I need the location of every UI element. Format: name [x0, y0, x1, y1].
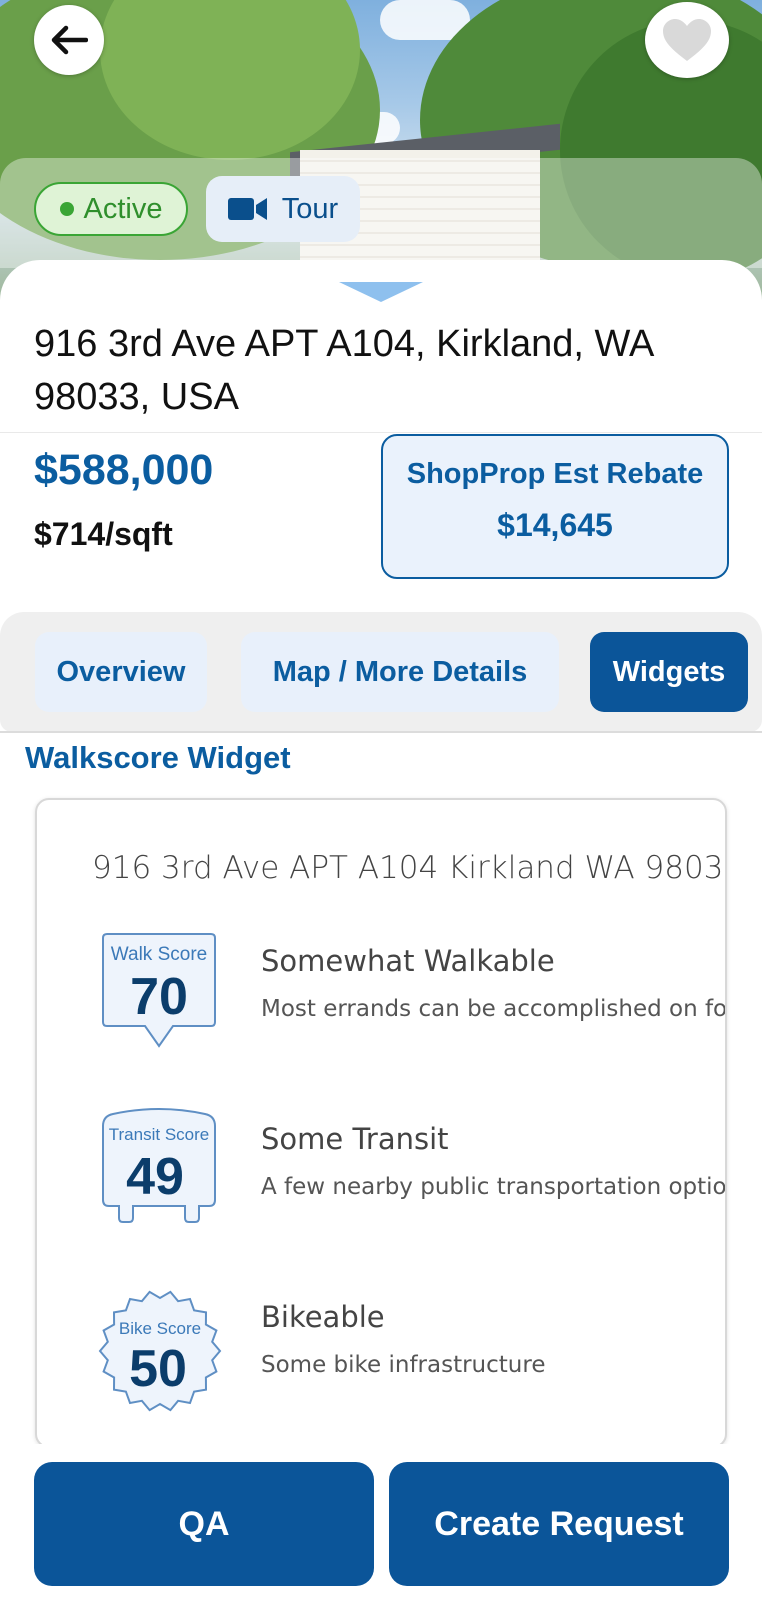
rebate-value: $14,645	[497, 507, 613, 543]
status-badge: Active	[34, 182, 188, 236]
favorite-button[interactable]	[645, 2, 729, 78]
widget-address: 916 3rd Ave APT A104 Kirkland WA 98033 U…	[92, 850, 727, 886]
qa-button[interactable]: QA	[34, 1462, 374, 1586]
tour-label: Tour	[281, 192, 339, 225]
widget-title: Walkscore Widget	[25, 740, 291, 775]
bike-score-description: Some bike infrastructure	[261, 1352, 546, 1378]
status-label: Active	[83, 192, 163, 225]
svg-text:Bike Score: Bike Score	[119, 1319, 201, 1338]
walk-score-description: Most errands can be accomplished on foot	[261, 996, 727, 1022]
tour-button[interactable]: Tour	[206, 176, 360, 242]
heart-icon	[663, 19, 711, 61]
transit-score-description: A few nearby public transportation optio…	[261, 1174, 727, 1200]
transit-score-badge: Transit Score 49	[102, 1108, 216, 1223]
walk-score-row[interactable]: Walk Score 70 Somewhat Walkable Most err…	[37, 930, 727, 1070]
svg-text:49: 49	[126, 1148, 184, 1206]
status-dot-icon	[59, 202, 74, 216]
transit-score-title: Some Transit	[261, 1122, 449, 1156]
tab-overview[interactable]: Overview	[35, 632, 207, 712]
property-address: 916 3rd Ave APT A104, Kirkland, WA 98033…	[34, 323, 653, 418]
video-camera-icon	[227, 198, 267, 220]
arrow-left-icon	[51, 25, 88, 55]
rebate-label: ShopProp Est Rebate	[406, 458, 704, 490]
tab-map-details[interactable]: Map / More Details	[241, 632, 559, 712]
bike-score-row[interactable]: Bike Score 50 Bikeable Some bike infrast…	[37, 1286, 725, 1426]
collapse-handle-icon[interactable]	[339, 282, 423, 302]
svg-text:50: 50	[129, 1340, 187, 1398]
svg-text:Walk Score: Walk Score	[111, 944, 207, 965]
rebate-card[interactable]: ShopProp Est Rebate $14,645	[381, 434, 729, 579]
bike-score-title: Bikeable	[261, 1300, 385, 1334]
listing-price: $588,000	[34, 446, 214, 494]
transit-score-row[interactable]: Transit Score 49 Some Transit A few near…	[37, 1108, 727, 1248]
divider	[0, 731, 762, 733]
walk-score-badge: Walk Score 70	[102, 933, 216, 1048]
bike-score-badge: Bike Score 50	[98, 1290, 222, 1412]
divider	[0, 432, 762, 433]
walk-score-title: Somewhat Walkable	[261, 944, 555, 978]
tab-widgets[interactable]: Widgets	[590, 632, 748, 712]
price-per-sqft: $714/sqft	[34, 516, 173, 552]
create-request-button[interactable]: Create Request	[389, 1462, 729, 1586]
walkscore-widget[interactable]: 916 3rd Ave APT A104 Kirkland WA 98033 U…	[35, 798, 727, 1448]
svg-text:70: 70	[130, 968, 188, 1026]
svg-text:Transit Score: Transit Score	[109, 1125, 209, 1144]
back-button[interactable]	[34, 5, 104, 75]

WRITTEN PROBLEM —
Copy the lines of the data above, starting at the line containing "507, 613, 543]" and ending at the line containing "19, 711, 61]", with both of those lines included.

ANSWER TO THIS PROBLEM —
rebate-value: $14,645	[497, 507, 613, 543]
status-badge: Active	[34, 182, 188, 236]
favorite-button[interactable]	[645, 2, 729, 78]
widget-address: 916 3rd Ave APT A104 Kirkland WA 98033 U…	[92, 850, 727, 886]
qa-button[interactable]: QA	[34, 1462, 374, 1586]
tour-label: Tour	[281, 192, 339, 225]
widget-title: Walkscore Widget	[25, 740, 291, 775]
bike-score-description: Some bike infrastructure	[261, 1352, 546, 1378]
status-label: Active	[83, 192, 163, 225]
svg-text:Bike Score: Bike Score	[119, 1319, 201, 1338]
walk-score-description: Most errands can be accomplished on foot	[261, 996, 727, 1022]
tour-button[interactable]: Tour	[206, 176, 360, 242]
heart-icon	[663, 19, 711, 61]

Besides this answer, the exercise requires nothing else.